Exercise instructions — Return the lines below that carry the word "thoughts".

Recorded data —
* begin *
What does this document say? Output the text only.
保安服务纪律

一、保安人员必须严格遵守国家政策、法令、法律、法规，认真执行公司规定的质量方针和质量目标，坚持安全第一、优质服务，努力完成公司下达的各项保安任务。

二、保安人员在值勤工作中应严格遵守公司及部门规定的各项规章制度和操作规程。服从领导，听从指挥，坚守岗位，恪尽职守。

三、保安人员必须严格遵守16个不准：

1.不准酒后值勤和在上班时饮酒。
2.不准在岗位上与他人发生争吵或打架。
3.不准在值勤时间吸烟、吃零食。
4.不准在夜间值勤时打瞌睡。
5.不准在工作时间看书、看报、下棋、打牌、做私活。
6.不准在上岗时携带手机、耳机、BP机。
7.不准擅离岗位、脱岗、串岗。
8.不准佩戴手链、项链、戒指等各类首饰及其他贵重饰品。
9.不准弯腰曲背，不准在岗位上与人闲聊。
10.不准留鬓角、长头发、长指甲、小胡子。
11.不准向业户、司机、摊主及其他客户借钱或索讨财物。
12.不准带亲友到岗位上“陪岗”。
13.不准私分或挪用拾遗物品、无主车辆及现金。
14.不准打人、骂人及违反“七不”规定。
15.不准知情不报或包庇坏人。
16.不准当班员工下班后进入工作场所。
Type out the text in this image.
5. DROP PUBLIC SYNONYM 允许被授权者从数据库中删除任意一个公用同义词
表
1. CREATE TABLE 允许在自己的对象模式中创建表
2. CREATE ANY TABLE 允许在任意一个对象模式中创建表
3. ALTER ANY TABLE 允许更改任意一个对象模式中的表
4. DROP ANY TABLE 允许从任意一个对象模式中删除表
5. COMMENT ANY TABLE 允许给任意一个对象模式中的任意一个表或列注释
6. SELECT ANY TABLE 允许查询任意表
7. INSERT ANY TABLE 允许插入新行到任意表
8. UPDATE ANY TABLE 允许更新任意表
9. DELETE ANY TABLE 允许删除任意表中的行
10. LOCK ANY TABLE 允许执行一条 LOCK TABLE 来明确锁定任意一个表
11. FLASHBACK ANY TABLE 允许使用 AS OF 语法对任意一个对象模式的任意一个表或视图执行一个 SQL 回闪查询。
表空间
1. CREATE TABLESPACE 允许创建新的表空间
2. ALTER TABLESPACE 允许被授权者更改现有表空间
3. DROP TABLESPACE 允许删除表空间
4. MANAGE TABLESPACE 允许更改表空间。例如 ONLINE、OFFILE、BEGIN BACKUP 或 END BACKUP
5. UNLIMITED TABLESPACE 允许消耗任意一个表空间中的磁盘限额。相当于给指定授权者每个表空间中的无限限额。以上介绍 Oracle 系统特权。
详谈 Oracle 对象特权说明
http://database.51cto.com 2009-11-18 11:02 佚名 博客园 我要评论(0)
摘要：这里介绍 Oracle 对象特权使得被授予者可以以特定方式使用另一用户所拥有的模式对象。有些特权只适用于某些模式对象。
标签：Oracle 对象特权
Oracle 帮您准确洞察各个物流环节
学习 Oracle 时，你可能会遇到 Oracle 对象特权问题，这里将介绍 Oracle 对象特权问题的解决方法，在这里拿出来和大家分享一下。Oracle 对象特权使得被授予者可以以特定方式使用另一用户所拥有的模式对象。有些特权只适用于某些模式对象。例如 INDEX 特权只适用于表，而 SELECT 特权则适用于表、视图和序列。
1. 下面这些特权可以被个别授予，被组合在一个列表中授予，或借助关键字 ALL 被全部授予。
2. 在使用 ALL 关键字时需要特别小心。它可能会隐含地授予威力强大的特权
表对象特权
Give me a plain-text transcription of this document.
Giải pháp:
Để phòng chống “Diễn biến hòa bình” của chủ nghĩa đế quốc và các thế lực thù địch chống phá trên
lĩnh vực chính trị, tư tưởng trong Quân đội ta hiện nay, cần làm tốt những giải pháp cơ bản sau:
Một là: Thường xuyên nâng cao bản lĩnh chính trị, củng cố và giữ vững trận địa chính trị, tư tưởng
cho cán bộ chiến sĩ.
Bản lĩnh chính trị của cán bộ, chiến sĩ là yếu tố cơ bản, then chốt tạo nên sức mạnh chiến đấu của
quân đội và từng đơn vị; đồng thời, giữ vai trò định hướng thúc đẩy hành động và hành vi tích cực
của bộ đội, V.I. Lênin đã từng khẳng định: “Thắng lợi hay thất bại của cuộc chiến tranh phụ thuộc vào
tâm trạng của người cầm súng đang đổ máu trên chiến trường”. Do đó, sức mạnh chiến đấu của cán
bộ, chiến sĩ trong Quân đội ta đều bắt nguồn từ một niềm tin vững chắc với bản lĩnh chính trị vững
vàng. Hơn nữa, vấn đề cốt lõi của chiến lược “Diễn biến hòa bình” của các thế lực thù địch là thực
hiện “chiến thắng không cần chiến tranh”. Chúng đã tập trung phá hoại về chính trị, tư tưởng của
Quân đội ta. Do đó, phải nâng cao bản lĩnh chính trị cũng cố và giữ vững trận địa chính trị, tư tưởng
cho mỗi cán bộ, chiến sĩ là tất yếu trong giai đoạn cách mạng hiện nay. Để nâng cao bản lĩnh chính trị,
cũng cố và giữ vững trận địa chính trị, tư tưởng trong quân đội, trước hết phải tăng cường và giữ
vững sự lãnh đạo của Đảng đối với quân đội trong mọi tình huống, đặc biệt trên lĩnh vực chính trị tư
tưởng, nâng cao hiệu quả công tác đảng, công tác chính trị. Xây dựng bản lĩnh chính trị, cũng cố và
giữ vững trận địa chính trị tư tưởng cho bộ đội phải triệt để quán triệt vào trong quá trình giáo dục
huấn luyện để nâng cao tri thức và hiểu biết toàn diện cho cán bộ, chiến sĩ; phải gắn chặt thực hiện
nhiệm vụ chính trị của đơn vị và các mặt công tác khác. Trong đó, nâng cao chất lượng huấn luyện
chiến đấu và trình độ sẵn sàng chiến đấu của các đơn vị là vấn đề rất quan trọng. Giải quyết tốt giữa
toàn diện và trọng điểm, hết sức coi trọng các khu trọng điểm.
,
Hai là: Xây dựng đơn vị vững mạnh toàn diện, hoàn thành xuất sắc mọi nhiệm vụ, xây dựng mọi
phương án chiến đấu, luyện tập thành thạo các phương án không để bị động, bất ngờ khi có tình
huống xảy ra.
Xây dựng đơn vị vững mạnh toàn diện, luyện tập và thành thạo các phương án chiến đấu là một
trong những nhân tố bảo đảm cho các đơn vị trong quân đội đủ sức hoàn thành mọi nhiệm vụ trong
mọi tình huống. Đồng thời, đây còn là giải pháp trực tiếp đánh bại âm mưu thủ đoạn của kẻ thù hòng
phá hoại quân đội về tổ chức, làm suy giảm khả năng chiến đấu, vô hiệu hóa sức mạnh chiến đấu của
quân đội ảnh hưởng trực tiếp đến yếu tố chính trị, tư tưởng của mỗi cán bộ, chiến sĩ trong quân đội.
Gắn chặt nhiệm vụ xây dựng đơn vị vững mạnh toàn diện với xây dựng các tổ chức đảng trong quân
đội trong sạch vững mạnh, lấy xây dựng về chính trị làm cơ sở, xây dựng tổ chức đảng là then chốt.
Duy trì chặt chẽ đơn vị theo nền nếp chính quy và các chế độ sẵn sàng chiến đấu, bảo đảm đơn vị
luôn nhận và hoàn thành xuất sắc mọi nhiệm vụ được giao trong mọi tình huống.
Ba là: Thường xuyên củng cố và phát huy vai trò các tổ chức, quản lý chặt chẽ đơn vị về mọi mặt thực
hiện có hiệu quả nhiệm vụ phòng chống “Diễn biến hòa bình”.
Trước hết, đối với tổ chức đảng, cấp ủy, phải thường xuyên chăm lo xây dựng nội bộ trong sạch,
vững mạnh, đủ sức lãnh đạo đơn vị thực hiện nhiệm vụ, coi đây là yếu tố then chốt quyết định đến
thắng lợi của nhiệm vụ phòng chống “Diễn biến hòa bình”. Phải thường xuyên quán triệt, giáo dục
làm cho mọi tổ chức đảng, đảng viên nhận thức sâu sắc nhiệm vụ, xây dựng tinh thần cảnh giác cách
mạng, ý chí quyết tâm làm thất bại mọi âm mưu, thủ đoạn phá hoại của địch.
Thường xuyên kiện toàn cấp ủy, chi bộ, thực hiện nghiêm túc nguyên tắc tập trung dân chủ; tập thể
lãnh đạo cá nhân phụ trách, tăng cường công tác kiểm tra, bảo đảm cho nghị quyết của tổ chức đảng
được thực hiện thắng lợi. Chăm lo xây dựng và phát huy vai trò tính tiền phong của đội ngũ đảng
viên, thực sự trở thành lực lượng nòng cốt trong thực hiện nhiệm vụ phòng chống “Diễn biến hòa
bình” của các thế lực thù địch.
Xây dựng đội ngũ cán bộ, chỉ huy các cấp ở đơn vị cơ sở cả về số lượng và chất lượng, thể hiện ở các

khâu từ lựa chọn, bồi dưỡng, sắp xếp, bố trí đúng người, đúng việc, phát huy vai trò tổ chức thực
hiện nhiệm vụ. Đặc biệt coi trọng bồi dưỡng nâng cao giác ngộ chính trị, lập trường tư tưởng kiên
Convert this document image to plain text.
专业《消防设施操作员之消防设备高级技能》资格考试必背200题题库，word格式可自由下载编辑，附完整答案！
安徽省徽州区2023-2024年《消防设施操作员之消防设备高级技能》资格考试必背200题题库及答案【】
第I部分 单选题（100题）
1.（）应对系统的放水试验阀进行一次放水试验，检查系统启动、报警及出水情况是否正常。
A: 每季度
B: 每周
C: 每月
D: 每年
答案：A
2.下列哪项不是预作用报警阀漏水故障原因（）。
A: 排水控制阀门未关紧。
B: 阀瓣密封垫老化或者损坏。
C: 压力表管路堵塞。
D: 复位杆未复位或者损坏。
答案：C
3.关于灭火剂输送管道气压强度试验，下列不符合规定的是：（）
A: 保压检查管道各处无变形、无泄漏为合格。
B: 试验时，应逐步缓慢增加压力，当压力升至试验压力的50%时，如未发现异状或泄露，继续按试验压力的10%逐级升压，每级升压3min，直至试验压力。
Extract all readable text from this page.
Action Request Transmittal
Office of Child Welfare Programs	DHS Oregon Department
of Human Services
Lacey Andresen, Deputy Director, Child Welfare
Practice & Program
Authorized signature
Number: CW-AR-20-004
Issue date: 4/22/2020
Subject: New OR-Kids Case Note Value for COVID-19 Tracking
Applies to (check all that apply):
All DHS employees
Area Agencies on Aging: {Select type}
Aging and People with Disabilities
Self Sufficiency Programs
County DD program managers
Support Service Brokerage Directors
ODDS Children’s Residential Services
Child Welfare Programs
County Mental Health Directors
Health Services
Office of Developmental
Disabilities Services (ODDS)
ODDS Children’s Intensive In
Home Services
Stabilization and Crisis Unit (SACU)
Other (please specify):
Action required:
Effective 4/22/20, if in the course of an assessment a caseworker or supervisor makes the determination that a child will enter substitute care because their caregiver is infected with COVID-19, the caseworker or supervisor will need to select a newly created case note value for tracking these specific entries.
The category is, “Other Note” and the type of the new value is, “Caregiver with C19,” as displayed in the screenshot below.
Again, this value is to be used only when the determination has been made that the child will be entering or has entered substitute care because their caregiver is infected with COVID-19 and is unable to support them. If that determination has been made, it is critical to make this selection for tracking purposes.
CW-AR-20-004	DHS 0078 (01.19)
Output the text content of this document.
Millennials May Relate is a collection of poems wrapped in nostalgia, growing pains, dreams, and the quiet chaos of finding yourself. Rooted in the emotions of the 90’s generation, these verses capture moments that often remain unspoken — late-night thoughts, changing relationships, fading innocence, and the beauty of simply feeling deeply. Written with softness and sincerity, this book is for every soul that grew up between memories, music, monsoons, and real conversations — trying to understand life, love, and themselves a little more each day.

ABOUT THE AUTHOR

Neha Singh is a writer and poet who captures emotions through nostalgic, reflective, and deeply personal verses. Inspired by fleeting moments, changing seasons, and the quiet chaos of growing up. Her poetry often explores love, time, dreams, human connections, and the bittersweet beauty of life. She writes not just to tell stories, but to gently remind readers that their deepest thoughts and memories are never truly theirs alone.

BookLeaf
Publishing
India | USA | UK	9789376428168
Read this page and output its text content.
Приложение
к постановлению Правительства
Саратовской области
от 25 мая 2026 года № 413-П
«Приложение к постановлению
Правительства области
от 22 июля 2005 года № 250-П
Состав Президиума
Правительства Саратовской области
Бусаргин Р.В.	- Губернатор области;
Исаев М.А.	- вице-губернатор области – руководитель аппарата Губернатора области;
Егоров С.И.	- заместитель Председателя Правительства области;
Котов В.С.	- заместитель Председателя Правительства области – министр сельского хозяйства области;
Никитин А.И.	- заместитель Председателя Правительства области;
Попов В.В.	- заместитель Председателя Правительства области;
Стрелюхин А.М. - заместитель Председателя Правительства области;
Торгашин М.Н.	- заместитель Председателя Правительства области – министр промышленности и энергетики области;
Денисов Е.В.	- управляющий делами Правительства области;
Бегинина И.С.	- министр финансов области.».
* end *
Solved problem —
Millennials May Relate is a collection of poems wrapped in nostalgia, growing pains, dreams, and the quiet chaos of finding yourself. Rooted in the emotions of the 90’s generation, these verses capture moments that often remain unspoken — late-night thoughts, changing relationships, fading innocence, and the beauty of simply feeling deeply. Written with softness and sincerity, this book is for every soul that grew up between memories, music, monsoons, and real conversations — trying to understand life, love, and themselves a little more each day.
Neha Singh is a writer and poet who captures emotions through nostalgic, reflective, and deeply personal verses. Inspired by fleeting moments, changing seasons, and the quiet chaos of growing up. Her poetry often explores love, time, dreams, human connections, and the bittersweet beauty of life. She writes not just to tell stories, but to gently remind readers that their deepest thoughts and memories are never truly theirs alone.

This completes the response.